Extract every record, exactly as written, and ignore the pictures.

-- Start of Exercise material --

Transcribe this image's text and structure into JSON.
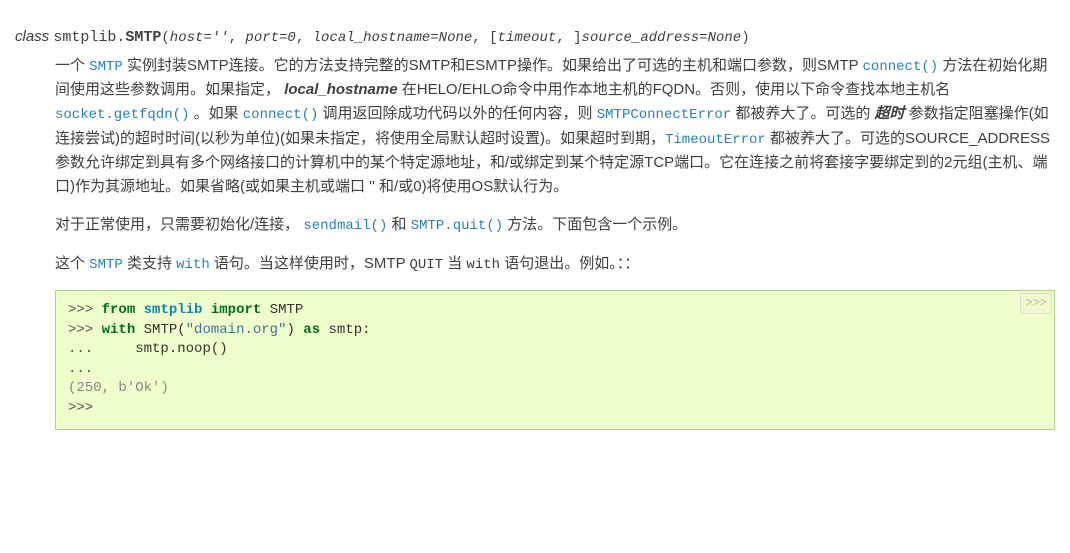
{
  "sig": {
    "kw_class": "class",
    "module": "smtplib.",
    "name": "SMTP",
    "params_html": "host=''",
    "params_text_a": "host=''",
    "params_text_b": "port=0",
    "params_text_c": "local_hostname=None",
    "params_text_d": "timeout",
    "params_text_e": "source_address=None"
  },
  "desc": {
    "p1_a": "一个 ",
    "smtp_link": "SMTP",
    "p1_b": " 实例封装SMTP连接。它的方法支持完整的SMTP和ESMTP操作。如果给出了可选的主机和端口参数，则SMTP ",
    "connect_link": "connect()",
    "p1_c": " 方法在初始化期间使用这些参数调用。如果指定，",
    "local_hostname": "local_hostname",
    "p1_d": " 在HELO/EHLO命令中用作本地主机的FQDN。否则，使用以下命令查找本地主机名 ",
    "getfqdn_link": "socket.getfqdn()",
    "p1_e": " 。如果 ",
    "connect_link2": "connect()",
    "p1_f": " 调用返回除成功代码以外的任何内容，则 ",
    "smtpconnecterror_link": "SMTPConnectError",
    "p1_g": " 都被养大了。可选的 ",
    "timeout_em": "超时",
    "p1_h": " 参数指定阻塞操作(如连接尝试)的超时时间(以秒为单位)(如果未指定，将使用全局默认超时设置)。如果超时到期，",
    "timeouterror_link": "TimeoutError",
    "p1_i": " 都被养大了。可选的SOURCE_ADDRESS参数允许绑定到具有多个网络接口的计算机中的某个特定源地址，和/或绑定到某个特定源TCP端口。它在连接之前将套接字要绑定到的2元组(主机、端口)作为其源地址。如果省略(或如果主机或端口 '' 和/或0)将使用OS默认行为。",
    "p2_a": "对于正常使用，只需要初始化/连接，",
    "sendmail_link": "sendmail()",
    "p2_b": " 和 ",
    "quit_link": "SMTP.quit()",
    "p2_c": " 方法。下面包含一个示例。",
    "p3_a": "这个 ",
    "smtp_link2": "SMTP",
    "p3_b": " 类支持 ",
    "with_link": "with",
    "p3_c": " 语句。当这样使用时，SMTP ",
    "quit_code": "QUIT",
    "p3_d": " 当 ",
    "with_code": "with",
    "p3_e": " 语句退出。例如。：："
  },
  "code": {
    "copybtn": ">>>",
    "l1_prompt": ">>>",
    "l1_from": "from",
    "l1_mod": "smtplib",
    "l1_import": "import",
    "l1_name": "SMTP",
    "l2_prompt": ">>>",
    "l2_with": "with",
    "l2_smtp": "SMTP",
    "l2_open": "(",
    "l2_str": "\"domain.org\"",
    "l2_close": ")",
    "l2_as": "as",
    "l2_var": "smtp",
    "l2_colon": ":",
    "l3_prompt": "...",
    "l3_call": "    smtp.noop()",
    "l4_prompt": "...",
    "l5_out": "(250, b'Ok')",
    "l6_prompt": ">>>"
  }
}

-- End of Exercise material --

The output:
Transcribe this image's text and structure into JSON.
{
  "sig": {
    "kw_class": "class",
    "module": "smtplib.",
    "name": "SMTP",
    "params_html": "host=''",
    "params_text_a": "host=''",
    "params_text_b": "port=0",
    "params_text_c": "local_hostname=None",
    "params_text_d": "timeout",
    "params_text_e": "source_address=None"
  },
  "desc": {
    "p1_a": "一个 ",
    "smtp_link": "SMTP",
    "p1_b": " 实例封装SMTP连接。它的方法支持完整的SMTP和ESMTP操作。如果给出了可选的主机和端口参数，则SMTP ",
    "connect_link": "connect()",
    "p1_c": " 方法在初始化期间使用这些参数调用。如果指定，",
    "local_hostname": "local_hostname",
    "p1_d": " 在HELO/EHLO命令中用作本地主机的FQDN。否则，使用以下命令查找本地主机名 ",
    "getfqdn_link": "socket.getfqdn()",
    "p1_e": " 。如果 ",
    "connect_link2": "connect()",
    "p1_f": " 调用返回除成功代码以外的任何内容，则 ",
    "smtpconnecterror_link": "SMTPConnectError",
    "p1_g": " 都被养大了。可选的 ",
    "timeout_em": "超时",
    "p1_h": " 参数指定阻塞操作(如连接尝试)的超时时间(以秒为单位)(如果未指定，将使用全局默认超时设置)。如果超时到期，",
    "timeouterror_link": "TimeoutError",
    "p1_i": " 都被养大了。可选的SOURCE_ADDRESS参数允许绑定到具有多个网络接口的计算机中的某个特定源地址，和/或绑定到某个特定源TCP端口。它在连接之前将套接字要绑定到的2元组(主机、端口)作为其源地址。如果省略(或如果主机或端口 '' 和/或0)将使用OS默认行为。",
    "p2_a": "对于正常使用，只需要初始化/连接，",
    "sendmail_link": "sendmail()",
    "p2_b": " 和 ",
    "quit_link": "SMTP.quit()",
    "p2_c": " 方法。下面包含一个示例。",
    "p3_a": "这个 ",
    "smtp_link2": "SMTP",
    "p3_b": " 类支持 ",
    "with_link": "with",
    "p3_c": " 语句。当这样使用时，SMTP ",
    "quit_code": "QUIT",
    "p3_d": " 当 ",
    "with_code": "with",
    "p3_e": " 语句退出。例如。：："
  },
  "code": {
    "copybtn": ">>>",
    "l1_prompt": ">>>",
    "l1_from": "from",
    "l1_mod": "smtplib",
    "l1_import": "import",
    "l1_name": "SMTP",
    "l2_prompt": ">>>",
    "l2_with": "with",
    "l2_smtp": "SMTP",
    "l2_open": "(",
    "l2_str": "\"domain.org\"",
    "l2_close": ")",
    "l2_as": "as",
    "l2_var": "smtp",
    "l2_colon": ":",
    "l3_prompt": "...",
    "l3_call": "    smtp.noop()",
    "l4_prompt": "...",
    "l5_out": "(250, b'Ok')",
    "l6_prompt": ">>>"
  }
}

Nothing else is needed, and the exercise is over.